_Exercise task_
Look over the lines below. Report each one that includes the string "nbiotech".

───── Task inputs ─────

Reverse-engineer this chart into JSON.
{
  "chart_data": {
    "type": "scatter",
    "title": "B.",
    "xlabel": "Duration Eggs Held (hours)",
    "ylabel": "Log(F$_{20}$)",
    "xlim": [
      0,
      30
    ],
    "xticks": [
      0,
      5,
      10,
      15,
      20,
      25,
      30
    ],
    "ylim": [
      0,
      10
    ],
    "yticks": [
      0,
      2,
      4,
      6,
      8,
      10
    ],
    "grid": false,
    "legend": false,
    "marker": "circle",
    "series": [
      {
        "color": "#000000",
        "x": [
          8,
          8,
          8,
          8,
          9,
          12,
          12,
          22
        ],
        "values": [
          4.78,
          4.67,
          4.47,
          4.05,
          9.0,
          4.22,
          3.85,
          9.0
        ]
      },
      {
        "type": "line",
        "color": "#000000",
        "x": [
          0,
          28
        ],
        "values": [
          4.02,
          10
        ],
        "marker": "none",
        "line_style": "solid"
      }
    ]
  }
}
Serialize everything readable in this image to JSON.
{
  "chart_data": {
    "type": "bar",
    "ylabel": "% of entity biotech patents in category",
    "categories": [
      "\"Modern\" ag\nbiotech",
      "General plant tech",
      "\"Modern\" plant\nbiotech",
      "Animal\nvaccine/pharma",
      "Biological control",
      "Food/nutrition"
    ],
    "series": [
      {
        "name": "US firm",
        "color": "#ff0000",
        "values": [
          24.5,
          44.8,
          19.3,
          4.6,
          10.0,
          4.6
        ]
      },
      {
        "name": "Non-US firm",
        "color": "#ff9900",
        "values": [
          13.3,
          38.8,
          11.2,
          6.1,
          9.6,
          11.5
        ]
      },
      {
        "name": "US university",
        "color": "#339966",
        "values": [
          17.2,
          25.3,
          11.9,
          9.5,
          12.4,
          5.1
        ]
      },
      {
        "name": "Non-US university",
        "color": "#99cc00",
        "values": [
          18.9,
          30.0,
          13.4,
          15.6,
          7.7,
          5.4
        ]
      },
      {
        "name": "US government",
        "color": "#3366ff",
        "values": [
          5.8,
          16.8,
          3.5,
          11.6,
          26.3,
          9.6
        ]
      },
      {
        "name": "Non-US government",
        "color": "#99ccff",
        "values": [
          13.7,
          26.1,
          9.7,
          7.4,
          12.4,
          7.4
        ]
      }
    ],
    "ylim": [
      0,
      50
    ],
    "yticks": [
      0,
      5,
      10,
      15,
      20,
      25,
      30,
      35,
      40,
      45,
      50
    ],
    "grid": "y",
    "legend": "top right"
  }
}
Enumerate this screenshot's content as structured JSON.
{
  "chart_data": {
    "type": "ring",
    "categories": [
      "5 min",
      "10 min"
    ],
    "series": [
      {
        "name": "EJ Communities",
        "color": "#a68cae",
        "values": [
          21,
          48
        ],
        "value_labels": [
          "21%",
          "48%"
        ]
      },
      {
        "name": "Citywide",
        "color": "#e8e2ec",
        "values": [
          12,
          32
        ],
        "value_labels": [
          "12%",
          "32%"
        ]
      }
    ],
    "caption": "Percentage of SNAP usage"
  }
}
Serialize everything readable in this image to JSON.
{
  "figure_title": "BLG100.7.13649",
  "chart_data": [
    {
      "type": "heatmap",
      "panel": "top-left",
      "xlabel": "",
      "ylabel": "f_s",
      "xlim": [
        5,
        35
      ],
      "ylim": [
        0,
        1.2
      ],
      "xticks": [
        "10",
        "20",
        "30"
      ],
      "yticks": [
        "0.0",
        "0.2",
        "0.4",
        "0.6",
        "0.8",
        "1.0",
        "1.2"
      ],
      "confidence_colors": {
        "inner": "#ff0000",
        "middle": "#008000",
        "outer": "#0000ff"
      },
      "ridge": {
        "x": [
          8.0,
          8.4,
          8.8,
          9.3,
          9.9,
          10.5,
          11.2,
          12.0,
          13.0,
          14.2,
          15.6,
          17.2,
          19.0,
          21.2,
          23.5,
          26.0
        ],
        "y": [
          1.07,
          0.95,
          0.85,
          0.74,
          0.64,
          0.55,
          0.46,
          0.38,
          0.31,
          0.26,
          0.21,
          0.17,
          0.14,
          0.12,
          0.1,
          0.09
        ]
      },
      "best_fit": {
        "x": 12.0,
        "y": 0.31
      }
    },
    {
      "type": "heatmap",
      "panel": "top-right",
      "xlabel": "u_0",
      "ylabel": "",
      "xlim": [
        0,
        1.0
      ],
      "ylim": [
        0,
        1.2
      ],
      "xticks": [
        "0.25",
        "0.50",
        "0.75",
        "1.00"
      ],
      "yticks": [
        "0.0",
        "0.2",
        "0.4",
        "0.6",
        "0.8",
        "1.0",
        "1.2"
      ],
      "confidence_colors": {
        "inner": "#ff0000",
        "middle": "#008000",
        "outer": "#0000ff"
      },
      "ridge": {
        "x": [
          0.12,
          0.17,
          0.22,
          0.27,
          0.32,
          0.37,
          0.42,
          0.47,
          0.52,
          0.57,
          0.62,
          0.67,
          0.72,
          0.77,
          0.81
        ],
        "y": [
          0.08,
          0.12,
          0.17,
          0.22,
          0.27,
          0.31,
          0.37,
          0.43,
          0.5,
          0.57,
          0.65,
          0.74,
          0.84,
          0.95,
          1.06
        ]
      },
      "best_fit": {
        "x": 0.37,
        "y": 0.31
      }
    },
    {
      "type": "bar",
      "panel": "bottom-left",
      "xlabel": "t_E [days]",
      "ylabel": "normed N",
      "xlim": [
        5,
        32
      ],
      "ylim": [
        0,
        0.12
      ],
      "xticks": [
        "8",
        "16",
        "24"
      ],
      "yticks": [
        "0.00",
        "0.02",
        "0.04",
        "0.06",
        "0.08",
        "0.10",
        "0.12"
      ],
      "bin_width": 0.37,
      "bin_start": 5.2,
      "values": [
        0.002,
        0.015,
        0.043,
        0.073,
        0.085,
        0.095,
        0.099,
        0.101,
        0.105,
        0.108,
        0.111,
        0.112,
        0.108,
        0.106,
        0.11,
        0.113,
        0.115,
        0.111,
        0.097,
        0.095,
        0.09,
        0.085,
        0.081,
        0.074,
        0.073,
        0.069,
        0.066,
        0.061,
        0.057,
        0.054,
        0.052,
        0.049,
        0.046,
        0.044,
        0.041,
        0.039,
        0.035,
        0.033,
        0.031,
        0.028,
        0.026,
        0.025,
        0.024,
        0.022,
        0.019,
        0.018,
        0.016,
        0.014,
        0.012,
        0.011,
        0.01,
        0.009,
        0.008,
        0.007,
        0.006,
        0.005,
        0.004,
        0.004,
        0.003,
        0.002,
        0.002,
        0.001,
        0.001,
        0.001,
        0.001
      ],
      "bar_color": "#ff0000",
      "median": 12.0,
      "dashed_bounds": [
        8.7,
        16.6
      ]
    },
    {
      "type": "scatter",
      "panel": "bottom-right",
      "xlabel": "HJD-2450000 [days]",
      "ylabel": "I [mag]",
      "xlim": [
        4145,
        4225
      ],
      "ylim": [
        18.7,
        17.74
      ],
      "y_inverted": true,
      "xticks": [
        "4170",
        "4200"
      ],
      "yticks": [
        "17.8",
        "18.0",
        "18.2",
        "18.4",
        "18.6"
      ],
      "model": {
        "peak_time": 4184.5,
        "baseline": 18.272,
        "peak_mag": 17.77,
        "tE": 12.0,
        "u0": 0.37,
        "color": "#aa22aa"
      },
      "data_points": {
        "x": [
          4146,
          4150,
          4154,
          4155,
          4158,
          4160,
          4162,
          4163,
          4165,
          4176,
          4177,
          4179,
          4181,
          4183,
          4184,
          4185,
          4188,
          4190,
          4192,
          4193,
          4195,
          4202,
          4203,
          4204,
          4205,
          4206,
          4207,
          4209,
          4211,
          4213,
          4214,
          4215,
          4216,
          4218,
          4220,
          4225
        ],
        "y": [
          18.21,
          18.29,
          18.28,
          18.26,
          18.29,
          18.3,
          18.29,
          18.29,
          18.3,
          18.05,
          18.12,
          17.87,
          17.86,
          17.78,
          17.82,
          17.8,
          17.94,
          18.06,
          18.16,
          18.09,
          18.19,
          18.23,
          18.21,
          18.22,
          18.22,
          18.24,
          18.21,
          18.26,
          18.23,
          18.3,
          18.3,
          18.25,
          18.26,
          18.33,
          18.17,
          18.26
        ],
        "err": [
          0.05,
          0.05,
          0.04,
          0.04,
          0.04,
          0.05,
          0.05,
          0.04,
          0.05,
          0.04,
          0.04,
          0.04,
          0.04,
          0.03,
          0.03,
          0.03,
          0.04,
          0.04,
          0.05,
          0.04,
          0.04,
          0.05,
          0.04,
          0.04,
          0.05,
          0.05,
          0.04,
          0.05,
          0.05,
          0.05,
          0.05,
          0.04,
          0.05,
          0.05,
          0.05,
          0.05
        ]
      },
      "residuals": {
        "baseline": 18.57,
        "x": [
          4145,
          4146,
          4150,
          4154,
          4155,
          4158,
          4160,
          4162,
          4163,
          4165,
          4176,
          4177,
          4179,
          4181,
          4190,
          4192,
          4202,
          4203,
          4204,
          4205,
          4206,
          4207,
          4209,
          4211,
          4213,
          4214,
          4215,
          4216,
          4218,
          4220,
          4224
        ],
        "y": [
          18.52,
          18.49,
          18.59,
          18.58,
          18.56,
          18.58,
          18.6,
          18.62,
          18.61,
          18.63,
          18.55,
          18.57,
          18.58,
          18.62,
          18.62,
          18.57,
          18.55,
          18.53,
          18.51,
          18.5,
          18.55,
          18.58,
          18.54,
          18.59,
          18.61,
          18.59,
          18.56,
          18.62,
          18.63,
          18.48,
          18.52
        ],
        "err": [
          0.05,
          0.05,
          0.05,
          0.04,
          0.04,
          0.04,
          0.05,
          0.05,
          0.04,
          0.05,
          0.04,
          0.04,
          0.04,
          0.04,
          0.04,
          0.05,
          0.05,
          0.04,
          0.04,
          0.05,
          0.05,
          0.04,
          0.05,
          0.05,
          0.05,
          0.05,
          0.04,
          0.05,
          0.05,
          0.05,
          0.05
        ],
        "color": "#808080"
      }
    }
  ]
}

─────

_Expected answer_
      "\"Modern\" ag\nbiotech",
      "\"Modern\" plant\nbiotech",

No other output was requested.